**YOUR GOAL**
Report each line of the data that includes the word "Humidity".

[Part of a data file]
======
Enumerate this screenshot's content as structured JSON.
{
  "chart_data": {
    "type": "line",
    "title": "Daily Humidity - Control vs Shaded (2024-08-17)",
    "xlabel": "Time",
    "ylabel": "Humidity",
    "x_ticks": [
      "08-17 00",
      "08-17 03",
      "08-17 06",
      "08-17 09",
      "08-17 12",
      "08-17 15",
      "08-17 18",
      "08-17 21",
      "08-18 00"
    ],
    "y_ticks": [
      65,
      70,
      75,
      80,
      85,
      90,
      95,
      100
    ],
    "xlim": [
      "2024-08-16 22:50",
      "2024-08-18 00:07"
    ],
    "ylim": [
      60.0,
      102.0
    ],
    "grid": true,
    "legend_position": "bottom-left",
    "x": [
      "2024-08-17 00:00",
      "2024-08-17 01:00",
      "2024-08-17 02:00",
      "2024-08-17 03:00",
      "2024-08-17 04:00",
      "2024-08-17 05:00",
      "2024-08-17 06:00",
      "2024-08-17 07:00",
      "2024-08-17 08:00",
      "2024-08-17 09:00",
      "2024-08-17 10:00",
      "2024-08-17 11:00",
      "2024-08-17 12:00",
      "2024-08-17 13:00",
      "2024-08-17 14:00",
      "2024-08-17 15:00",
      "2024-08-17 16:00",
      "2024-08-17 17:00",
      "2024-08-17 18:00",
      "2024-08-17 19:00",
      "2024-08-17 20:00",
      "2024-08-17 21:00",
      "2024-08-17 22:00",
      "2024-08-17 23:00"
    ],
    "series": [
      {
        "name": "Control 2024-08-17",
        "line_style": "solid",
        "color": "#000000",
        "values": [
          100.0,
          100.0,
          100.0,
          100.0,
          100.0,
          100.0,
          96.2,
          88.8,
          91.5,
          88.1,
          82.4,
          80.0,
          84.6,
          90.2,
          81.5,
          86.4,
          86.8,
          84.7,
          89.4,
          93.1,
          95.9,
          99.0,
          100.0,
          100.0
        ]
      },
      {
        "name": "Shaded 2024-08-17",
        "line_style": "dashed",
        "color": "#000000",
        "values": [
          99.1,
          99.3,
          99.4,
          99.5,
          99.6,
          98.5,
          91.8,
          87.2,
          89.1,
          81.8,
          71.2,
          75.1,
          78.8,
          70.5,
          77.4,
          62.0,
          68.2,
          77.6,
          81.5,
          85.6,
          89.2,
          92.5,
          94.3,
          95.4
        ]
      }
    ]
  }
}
======
**WRITTEN SOLUTION**
    "title": "Daily Humidity - Control vs Shaded (2024-08-17)",
    "ylabel": "Humidity",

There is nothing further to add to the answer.